*** Raw records ***
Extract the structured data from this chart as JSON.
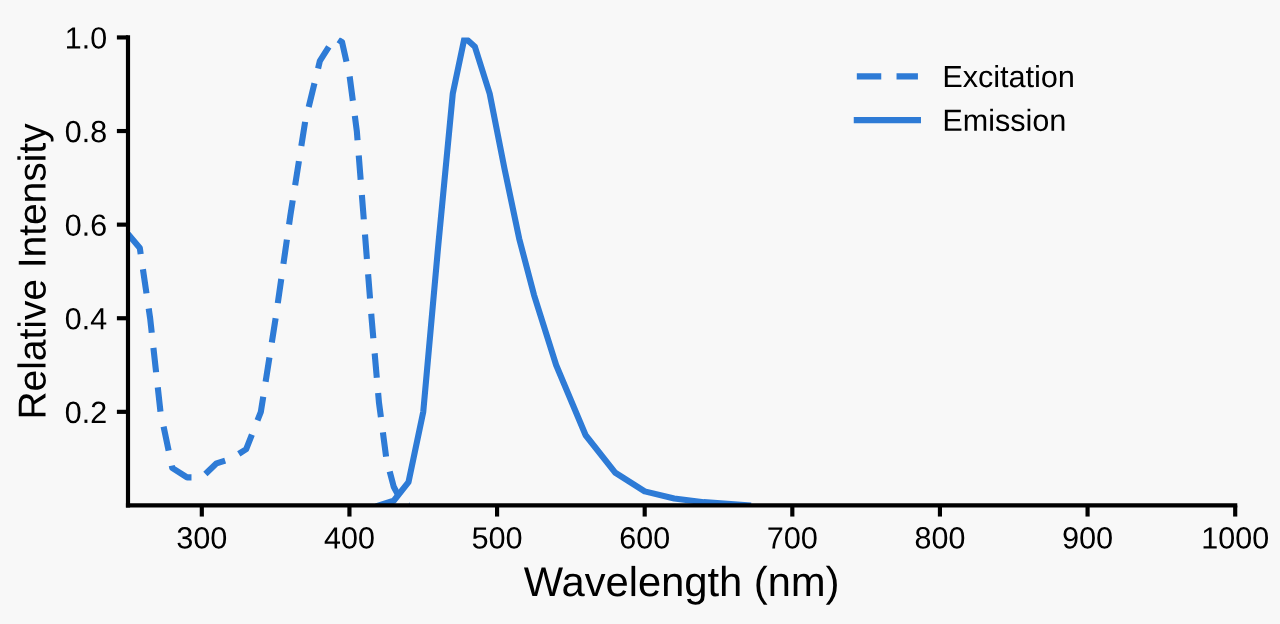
{
  "chart_data": {
    "type": "line",
    "xlabel": "Wavelength (nm)",
    "ylabel": "Relative Intensity",
    "xlim": [
      250,
      1000
    ],
    "xticks": [
      300,
      400,
      500,
      600,
      700,
      800,
      900,
      1000
    ],
    "ylim": [
      0,
      1.0
    ],
    "yticks": [
      0.2,
      0.4,
      0.6,
      0.8,
      {
        "value": 1.0,
        "label": "1.0"
      }
    ],
    "grid": false,
    "legend": "top right",
    "series": [
      {
        "name": "Excitation",
        "color": "#2e7bd6",
        "line_style": "dashed",
        "x": [
          250,
          258,
          265,
          272,
          280,
          290,
          300,
          310,
          320,
          330,
          340,
          350,
          360,
          370,
          380,
          390,
          395,
          400,
          405,
          410,
          415,
          420,
          425,
          430,
          435,
          440
        ],
        "values": [
          0.58,
          0.55,
          0.4,
          0.2,
          0.08,
          0.06,
          0.06,
          0.09,
          0.1,
          0.12,
          0.2,
          0.4,
          0.62,
          0.82,
          0.95,
          1.0,
          0.99,
          0.92,
          0.8,
          0.6,
          0.4,
          0.22,
          0.1,
          0.04,
          0.01,
          0.0
        ]
      },
      {
        "name": "Emission",
        "color": "#2e7bd6",
        "line_style": "solid",
        "x": [
          420,
          430,
          440,
          450,
          460,
          470,
          478,
          485,
          495,
          505,
          515,
          525,
          540,
          560,
          580,
          600,
          620,
          640,
          670
        ],
        "values": [
          0.0,
          0.01,
          0.05,
          0.2,
          0.55,
          0.88,
          1.0,
          0.98,
          0.88,
          0.72,
          0.57,
          0.45,
          0.3,
          0.15,
          0.07,
          0.03,
          0.015,
          0.007,
          0.0
        ]
      }
    ]
  }
}
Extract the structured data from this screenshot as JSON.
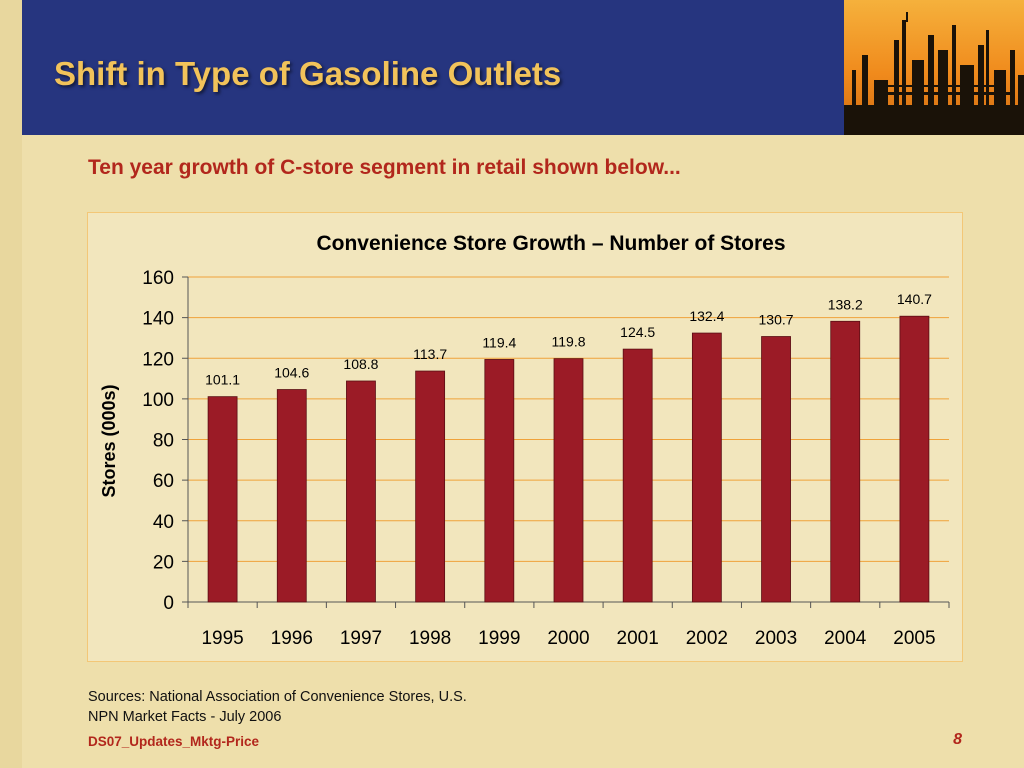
{
  "slide": {
    "title": "Shift in Type of Gasoline Outlets",
    "subtitle": "Ten year growth of C-store segment in retail shown below...",
    "sources_line1": "Sources: National Association of Convenience Stores, U.S.",
    "sources_line2": "NPN Market Facts - July 2006",
    "footer_id": "DS07_Updates_Mktg-Price",
    "page_number": "8",
    "header_image": "refinery-silhouette-at-sunset"
  },
  "colors": {
    "header_bg": "#26357f",
    "title": "#f2c35a",
    "accent_red": "#b2271c",
    "bar": "#9b1b26",
    "gridline": "#f0a23a",
    "background": "#eedfab"
  },
  "chart_data": {
    "type": "bar",
    "title": "Convenience Store Growth – Number of Stores",
    "xlabel": "",
    "ylabel": "Stores (000s)",
    "categories": [
      "1995",
      "1996",
      "1997",
      "1998",
      "1999",
      "2000",
      "2001",
      "2002",
      "2003",
      "2004",
      "2005"
    ],
    "values": [
      101.1,
      104.6,
      108.8,
      113.7,
      119.4,
      119.8,
      124.5,
      132.4,
      130.7,
      138.2,
      140.7
    ],
    "data_labels": [
      "101.1",
      "104.6",
      "108.8",
      "113.7",
      "119.4",
      "119.8",
      "124.5",
      "132.4",
      "130.7",
      "138.2",
      "140.7"
    ],
    "ylim": [
      0,
      160
    ],
    "yticks": [
      0,
      20,
      40,
      60,
      80,
      100,
      120,
      140,
      160
    ],
    "grid": true,
    "legend": "none"
  }
}
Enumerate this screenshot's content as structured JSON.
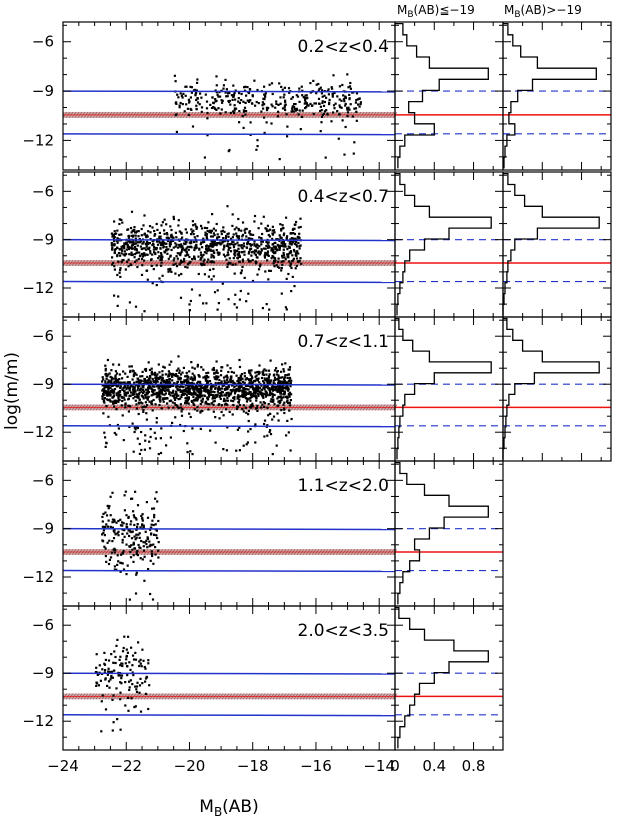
{
  "chart_data": {
    "type": "scatter",
    "xlabel_main": "M",
    "xlabel_sub": "B",
    "xlabel_tail": "(AB)",
    "ylabel": "log(m/m)",
    "xlim": [
      -24,
      -13.5
    ],
    "ylim": [
      -13.8,
      -4.8
    ],
    "xticks": [
      -24,
      -22,
      -20,
      -18,
      -16,
      -14
    ],
    "xtick_labels": [
      "−24",
      "−22",
      "−20",
      "−18",
      "−16",
      "−14"
    ],
    "yticks": [
      -6,
      -9,
      -12
    ],
    "ytick_labels": [
      "−6",
      "−9",
      "−12"
    ],
    "hist_xlim": [
      0,
      1.1
    ],
    "hist_xticks": [
      0,
      0.4,
      0.8
    ],
    "hist_xtick_labels": [
      "0",
      "0.4",
      "0.8"
    ],
    "hist_column_titles": [
      {
        "main": "M",
        "sub": "B",
        "tail": "(AB)≦−19"
      },
      {
        "main": "M",
        "sub": "B",
        "tail": "(AB)>−19"
      }
    ],
    "reference_lines": {
      "upper_blue": -9.0,
      "lower_blue": -11.6,
      "red_band_center": -10.45,
      "red_band_halfwidth": 0.18
    },
    "line_colors": {
      "blue": "#2233cc",
      "red": "#ee1111",
      "band": "#c8a7a7"
    },
    "panels": [
      {
        "label": "0.2<z<0.4",
        "cloud": {
          "xmin": -20.5,
          "xmax": -14.6,
          "ymean": -9.5,
          "ystd": 0.55,
          "n": 360,
          "outliers": 26
        },
        "hist_bright": [
          0.08,
          0.12,
          0.22,
          0.35,
          0.95,
          0.45,
          0.28,
          0.14,
          0.2,
          0.4,
          0.1,
          0.05,
          0.03
        ],
        "hist_faint": [
          0.05,
          0.1,
          0.18,
          0.35,
          0.95,
          0.3,
          0.15,
          0.08,
          0.06,
          0.12,
          0.04,
          0.02,
          0.01
        ]
      },
      {
        "label": "0.4<z<0.7",
        "cloud": {
          "xmin": -22.5,
          "xmax": -16.5,
          "ymean": -9.3,
          "ystd": 0.7,
          "n": 950,
          "outliers": 70
        },
        "hist_bright": [
          0.05,
          0.1,
          0.2,
          0.35,
          0.98,
          0.55,
          0.3,
          0.15,
          0.1,
          0.08,
          0.05,
          0.03,
          0.02
        ],
        "hist_faint": [
          0.05,
          0.12,
          0.22,
          0.4,
          0.98,
          0.35,
          0.12,
          0.08,
          0.05,
          0.04,
          0.02,
          0.01,
          0.0
        ]
      },
      {
        "label": "0.7<z<1.1",
        "cloud": {
          "xmin": -22.8,
          "xmax": -16.8,
          "ymean": -9.2,
          "ystd": 0.6,
          "n": 1500,
          "outliers": 120
        },
        "hist_bright": [
          0.04,
          0.08,
          0.18,
          0.35,
          0.98,
          0.4,
          0.2,
          0.1,
          0.08,
          0.05,
          0.04,
          0.03,
          0.02
        ],
        "hist_faint": [
          0.04,
          0.1,
          0.2,
          0.4,
          0.98,
          0.32,
          0.12,
          0.06,
          0.04,
          0.03,
          0.02,
          0.01,
          0.0
        ]
      },
      {
        "label": "1.1<z<2.0",
        "cloud": {
          "xmin": -22.8,
          "xmax": -21.0,
          "ymean": -9.4,
          "ystd": 1.1,
          "n": 210,
          "outliers": 10
        },
        "hist_bright": [
          0.05,
          0.12,
          0.3,
          0.55,
          0.95,
          0.5,
          0.35,
          0.2,
          0.25,
          0.15,
          0.08,
          0.05,
          0.03
        ],
        "hist_faint": []
      },
      {
        "label": "2.0<z<3.5",
        "cloud": {
          "xmin": -23.0,
          "xmax": -21.3,
          "ymean": -9.0,
          "ystd": 1.0,
          "n": 130,
          "outliers": 8
        },
        "hist_bright": [
          0.04,
          0.15,
          0.3,
          0.6,
          0.95,
          0.55,
          0.4,
          0.25,
          0.2,
          0.15,
          0.1,
          0.05,
          0.03
        ],
        "hist_faint": []
      }
    ]
  }
}
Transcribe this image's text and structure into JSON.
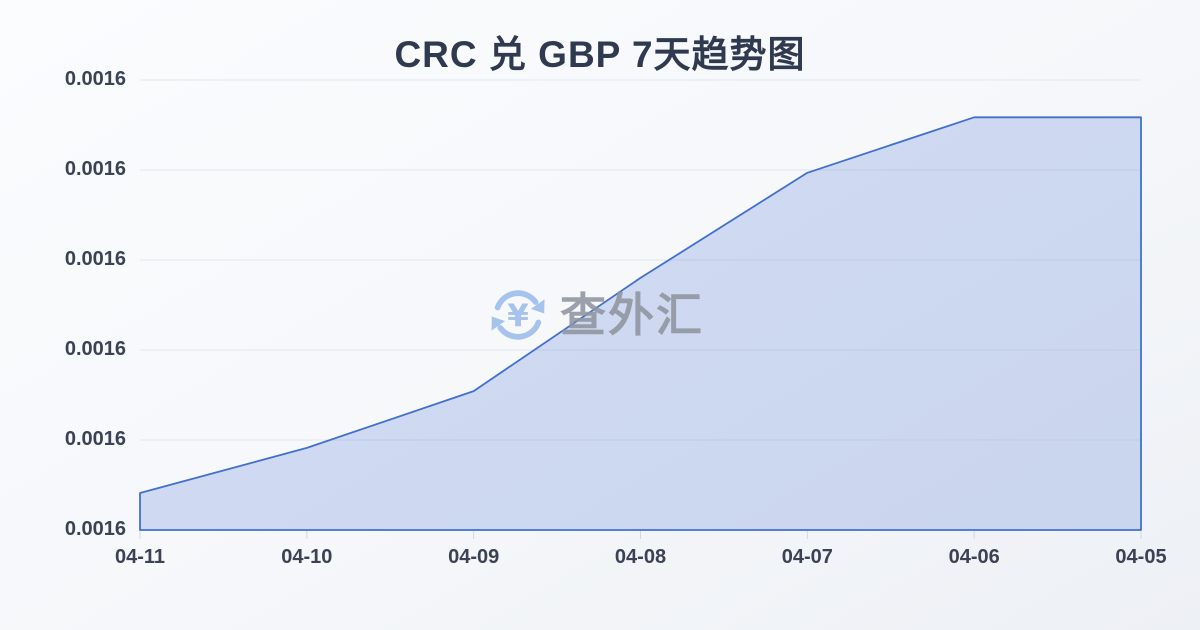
{
  "page": {
    "title": "CRC 兑 GBP 7天趋势图",
    "watermark": {
      "brand": "查外汇",
      "icon": "currency-exchange-icon"
    }
  },
  "chart_data": {
    "type": "area",
    "title": "CRC 兑 GBP 7天趋势图",
    "categories": [
      "04-11",
      "04-10",
      "04-09",
      "04-08",
      "04-07",
      "04-06",
      "04-05"
    ],
    "series": [
      {
        "name": "CRC/GBP",
        "values_norm": [
          0.082,
          0.182,
          0.308,
          0.559,
          0.792,
          0.915,
          0.915
        ]
      }
    ],
    "y_tick_labels": [
      "0.0016",
      "0.0016",
      "0.0016",
      "0.0016",
      "0.0016",
      "0.0016"
    ],
    "xlabel": "",
    "ylabel": "",
    "grid": true,
    "legend": false,
    "colors": {
      "line": "#4170cf",
      "fill": "rgba(69,115,211,0.22)",
      "gridline": "#e2e6ec",
      "tick": "#d3d8e0",
      "axis_text": "#3a4254",
      "title_text": "#2f3a50",
      "watermark_blue": "#a6c3ee",
      "watermark_gray": "#8f95a0"
    }
  }
}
***
> _Instructions to follow_: From the entries, copy out each line containing the word "screenshot".

> _Solution_:
Extract the structured data from this screenshot as JSON.
Enumerate this screenshot's content as structured JSON.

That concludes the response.